## Your instructions
Below are the records; pull every line that includes "marker".

Dataset rows

■ ■ ■ ■ ■ ■ ■

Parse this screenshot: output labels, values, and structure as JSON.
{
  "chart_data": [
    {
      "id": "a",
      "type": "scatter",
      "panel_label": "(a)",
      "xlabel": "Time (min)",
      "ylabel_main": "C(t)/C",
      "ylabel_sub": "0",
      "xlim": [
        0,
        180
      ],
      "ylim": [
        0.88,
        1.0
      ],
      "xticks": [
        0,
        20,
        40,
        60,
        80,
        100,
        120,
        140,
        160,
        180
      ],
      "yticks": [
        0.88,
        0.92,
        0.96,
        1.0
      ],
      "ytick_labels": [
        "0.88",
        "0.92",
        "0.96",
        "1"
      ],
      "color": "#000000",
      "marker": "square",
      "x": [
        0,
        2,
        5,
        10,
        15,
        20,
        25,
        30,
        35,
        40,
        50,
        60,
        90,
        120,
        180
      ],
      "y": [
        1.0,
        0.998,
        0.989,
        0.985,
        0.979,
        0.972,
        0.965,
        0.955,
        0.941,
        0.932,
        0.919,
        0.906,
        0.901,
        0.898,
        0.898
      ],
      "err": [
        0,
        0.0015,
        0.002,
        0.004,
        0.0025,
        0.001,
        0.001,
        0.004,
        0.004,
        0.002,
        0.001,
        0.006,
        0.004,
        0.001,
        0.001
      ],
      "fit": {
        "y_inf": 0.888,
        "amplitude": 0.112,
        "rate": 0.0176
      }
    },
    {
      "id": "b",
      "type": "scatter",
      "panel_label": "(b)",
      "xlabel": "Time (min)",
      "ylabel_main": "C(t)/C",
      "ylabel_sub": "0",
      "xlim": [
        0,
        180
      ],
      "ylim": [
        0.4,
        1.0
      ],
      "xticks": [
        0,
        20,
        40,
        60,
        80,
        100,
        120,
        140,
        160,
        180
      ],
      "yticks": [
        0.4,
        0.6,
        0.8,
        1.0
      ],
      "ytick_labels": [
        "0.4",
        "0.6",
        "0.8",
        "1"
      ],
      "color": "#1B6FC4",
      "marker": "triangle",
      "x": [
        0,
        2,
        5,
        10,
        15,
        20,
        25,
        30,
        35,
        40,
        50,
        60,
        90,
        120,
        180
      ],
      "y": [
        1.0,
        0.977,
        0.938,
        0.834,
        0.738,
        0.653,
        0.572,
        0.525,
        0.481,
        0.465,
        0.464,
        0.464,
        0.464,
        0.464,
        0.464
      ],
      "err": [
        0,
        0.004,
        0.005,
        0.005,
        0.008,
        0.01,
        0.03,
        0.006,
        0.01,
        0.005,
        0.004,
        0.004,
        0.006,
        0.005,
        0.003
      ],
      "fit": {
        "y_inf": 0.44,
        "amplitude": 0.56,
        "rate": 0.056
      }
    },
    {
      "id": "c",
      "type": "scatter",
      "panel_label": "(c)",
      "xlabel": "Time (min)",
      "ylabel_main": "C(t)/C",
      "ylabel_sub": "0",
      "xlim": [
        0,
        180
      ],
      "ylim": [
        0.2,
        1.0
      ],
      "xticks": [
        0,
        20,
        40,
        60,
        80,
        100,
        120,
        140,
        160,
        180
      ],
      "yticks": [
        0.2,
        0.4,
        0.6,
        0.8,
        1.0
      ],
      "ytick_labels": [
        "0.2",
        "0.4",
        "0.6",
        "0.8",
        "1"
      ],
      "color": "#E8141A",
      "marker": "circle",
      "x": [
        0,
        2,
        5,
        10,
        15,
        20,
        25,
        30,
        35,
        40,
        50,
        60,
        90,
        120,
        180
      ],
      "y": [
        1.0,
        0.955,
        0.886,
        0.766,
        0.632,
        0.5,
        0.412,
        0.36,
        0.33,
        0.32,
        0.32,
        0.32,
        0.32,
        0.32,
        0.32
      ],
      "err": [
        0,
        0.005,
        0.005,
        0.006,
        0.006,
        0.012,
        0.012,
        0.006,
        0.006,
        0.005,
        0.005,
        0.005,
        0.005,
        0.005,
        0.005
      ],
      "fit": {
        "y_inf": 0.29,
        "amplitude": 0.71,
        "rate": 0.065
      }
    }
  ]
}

■ ■ ■ ■ ■ ■ ■

## Expected answer
      "marker": "square",
      "marker": "triangle",
      "marker": "circle",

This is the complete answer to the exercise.